▸ Aim of the exercise
Print the data below verbatim, minus images.

▸ Records drawn from a dataset
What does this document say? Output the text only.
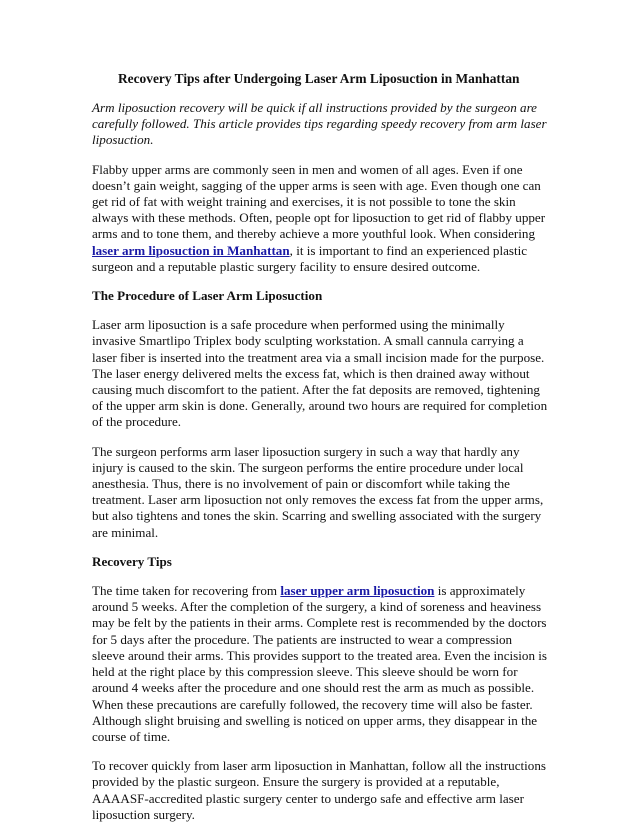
Recovery Tips after Undergoing Laser Arm Liposuction in Manhattan

Arm liposuction recovery will be quick if all instructions provided by the surgeon are carefully followed. This article provides tips regarding speedy recovery from arm laser liposuction.

Flabby upper arms are commonly seen in men and women of all ages. Even if one doesn’t gain weight, sagging of the upper arms is seen with age. Even though one can get rid of fat with weight training and exercises, it is not possible to tone the skin always with these methods. Often, people opt for liposuction to get rid of flabby upper arms and to tone them, and thereby achieve a more youthful look. When considering laser arm liposuction in Manhattan, it is important to find an experienced plastic surgeon and a reputable plastic surgery facility to ensure desired outcome.

The Procedure of Laser Arm Liposuction

Laser arm liposuction is a safe procedure when performed using the minimally invasive Smartlipo Triplex body sculpting workstation. A small cannula carrying a laser fiber is inserted into the treatment area via a small incision made for the purpose. The laser energy delivered melts the excess fat, which is then drained away without causing much discomfort to the patient. After the fat deposits are removed, tightening of the upper arm skin is done. Generally, around two hours are required for completion of the procedure.

The surgeon performs arm laser liposuction surgery in such a way that hardly any injury is caused to the skin. The surgeon performs the entire procedure under local anesthesia. Thus, there is no involvement of pain or discomfort while taking the treatment. Laser arm liposuction not only removes the excess fat from the upper arms, but also tightens and tones the skin. Scarring and swelling associated with the surgery are minimal.

Recovery Tips

The time taken for recovering from laser upper arm liposuction is approximately around 5 weeks. After the completion of the surgery, a kind of soreness and heaviness may be felt by the patients in their arms. Complete rest is recommended by the doctors for 5 days after the procedure. The patients are instructed to wear a compression sleeve around their arms. This provides support to the treated area. Even the incision is held at the right place by this compression sleeve. This sleeve should be worn for around 4 weeks after the procedure and one should rest the arm as much as possible. When these precautions are carefully followed, the recovery time will also be faster. Although slight bruising and swelling is noticed on upper arms, they disappear in the course of time.

To recover quickly from laser arm liposuction in Manhattan, follow all the instructions provided by the plastic surgeon. Ensure the surgery is provided at a reputable, AAAASF-accredited plastic surgery center to undergo safe and effective arm laser liposuction surgery.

▸ Your response
What does this document say? Output the text only.
Recovery Tips after Undergoing Laser Arm Liposuction in Manhattan

Arm liposuction recovery will be quick if all instructions provided by the surgeon are carefully followed. This article provides tips regarding speedy recovery from arm laser liposuction.

Flabby upper arms are commonly seen in men and women of all ages. Even if one doesn’t gain weight, sagging of the upper arms is seen with age. Even though one can get rid of fat with weight training and exercises, it is not possible to tone the skin always with these methods. Often, people opt for liposuction to get rid of flabby upper arms and to tone them, and thereby achieve a more youthful look. When considering laser arm liposuction in Manhattan, it is important to find an experienced plastic surgeon and a reputable plastic surgery facility to ensure desired outcome.

The Procedure of Laser Arm Liposuction

Laser arm liposuction is a safe procedure when performed using the minimally invasive Smartlipo Triplex body sculpting workstation. A small cannula carrying a laser fiber is inserted into the treatment area via a small incision made for the purpose. The laser energy delivered melts the excess fat, which is then drained away without causing much discomfort to the patient. After the fat deposits are removed, tightening of the upper arm skin is done. Generally, around two hours are required for completion of the procedure.

The surgeon performs arm laser liposuction surgery in such a way that hardly any injury is caused to the skin. The surgeon performs the entire procedure under local anesthesia. Thus, there is no involvement of pain or discomfort while taking the treatment. Laser arm liposuction not only removes the excess fat from the upper arms, but also tightens and tones the skin. Scarring and swelling associated with the surgery are minimal.

Recovery Tips

The time taken for recovering from laser upper arm liposuction is approximately around 5 weeks. After the completion of the surgery, a kind of soreness and heaviness may be felt by the patients in their arms. Complete rest is recommended by the doctors for 5 days after the procedure. The patients are instructed to wear a compression sleeve around their arms. This provides support to the treated area. Even the incision is held at the right place by this compression sleeve. This sleeve should be worn for around 4 weeks after the procedure and one should rest the arm as much as possible. When these precautions are carefully followed, the recovery time will also be faster. Although slight bruising and swelling is noticed on upper arms, they disappear in the course of time.

To recover quickly from laser arm liposuction in Manhattan, follow all the instructions provided by the plastic surgeon. Ensure the surgery is provided at a reputable, AAAASF-accredited plastic surgery center to undergo safe and effective arm laser liposuction surgery.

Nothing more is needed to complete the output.